Goal -
Copy every line of the entries that includes the word "with".

--- Start of Excerpted data ---

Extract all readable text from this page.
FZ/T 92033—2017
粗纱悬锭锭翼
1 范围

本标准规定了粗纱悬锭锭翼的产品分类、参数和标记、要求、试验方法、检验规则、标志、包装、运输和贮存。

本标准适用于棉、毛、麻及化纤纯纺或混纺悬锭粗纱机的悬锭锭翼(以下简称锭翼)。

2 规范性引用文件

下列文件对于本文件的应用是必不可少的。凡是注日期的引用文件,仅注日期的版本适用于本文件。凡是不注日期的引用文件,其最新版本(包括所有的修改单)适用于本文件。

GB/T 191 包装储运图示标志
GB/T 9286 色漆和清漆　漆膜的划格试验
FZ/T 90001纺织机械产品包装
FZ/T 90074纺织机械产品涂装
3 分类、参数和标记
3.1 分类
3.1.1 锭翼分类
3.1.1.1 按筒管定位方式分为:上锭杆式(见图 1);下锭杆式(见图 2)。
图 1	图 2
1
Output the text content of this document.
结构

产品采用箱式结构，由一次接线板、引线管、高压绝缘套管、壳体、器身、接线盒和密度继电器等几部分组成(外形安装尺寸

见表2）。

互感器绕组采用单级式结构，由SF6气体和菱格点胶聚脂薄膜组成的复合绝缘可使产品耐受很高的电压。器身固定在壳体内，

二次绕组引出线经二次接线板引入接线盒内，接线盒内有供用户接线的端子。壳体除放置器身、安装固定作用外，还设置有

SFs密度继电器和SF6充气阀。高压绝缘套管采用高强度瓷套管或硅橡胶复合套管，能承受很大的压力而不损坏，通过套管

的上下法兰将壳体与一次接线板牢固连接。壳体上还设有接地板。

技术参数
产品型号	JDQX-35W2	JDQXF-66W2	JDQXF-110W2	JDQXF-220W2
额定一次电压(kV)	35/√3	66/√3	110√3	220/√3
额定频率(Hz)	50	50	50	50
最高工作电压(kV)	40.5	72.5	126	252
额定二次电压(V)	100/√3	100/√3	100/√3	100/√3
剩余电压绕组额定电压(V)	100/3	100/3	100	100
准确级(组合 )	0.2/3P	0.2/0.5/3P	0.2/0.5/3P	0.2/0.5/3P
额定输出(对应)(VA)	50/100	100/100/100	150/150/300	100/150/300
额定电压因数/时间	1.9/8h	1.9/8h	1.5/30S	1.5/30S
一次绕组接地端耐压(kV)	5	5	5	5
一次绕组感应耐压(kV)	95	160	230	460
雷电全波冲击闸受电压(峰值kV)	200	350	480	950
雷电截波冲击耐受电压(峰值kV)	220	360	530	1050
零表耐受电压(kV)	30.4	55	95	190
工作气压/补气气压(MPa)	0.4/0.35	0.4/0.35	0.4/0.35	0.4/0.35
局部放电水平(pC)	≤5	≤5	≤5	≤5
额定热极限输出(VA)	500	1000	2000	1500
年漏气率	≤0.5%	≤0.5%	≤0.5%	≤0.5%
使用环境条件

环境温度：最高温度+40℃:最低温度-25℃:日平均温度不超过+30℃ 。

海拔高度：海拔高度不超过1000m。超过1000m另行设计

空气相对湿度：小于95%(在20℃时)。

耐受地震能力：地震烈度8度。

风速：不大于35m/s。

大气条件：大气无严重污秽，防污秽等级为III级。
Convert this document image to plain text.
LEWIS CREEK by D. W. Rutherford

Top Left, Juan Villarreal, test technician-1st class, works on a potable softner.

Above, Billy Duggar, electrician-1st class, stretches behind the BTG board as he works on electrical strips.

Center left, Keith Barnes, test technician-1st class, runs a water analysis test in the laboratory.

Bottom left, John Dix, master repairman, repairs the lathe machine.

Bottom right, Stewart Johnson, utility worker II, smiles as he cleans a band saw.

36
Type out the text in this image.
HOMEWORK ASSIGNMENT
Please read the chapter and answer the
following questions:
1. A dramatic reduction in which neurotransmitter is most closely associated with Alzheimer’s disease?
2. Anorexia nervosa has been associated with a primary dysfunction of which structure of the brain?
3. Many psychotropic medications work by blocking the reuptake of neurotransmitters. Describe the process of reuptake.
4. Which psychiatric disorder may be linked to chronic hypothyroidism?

--- End of Excerpted data ---

Reply -
1. A dramatic reduction in which neurotransmitter is most closely associated with Alzheimer’s disease?
2. Anorexia nervosa has been associated with a primary dysfunction of which structure of the brain?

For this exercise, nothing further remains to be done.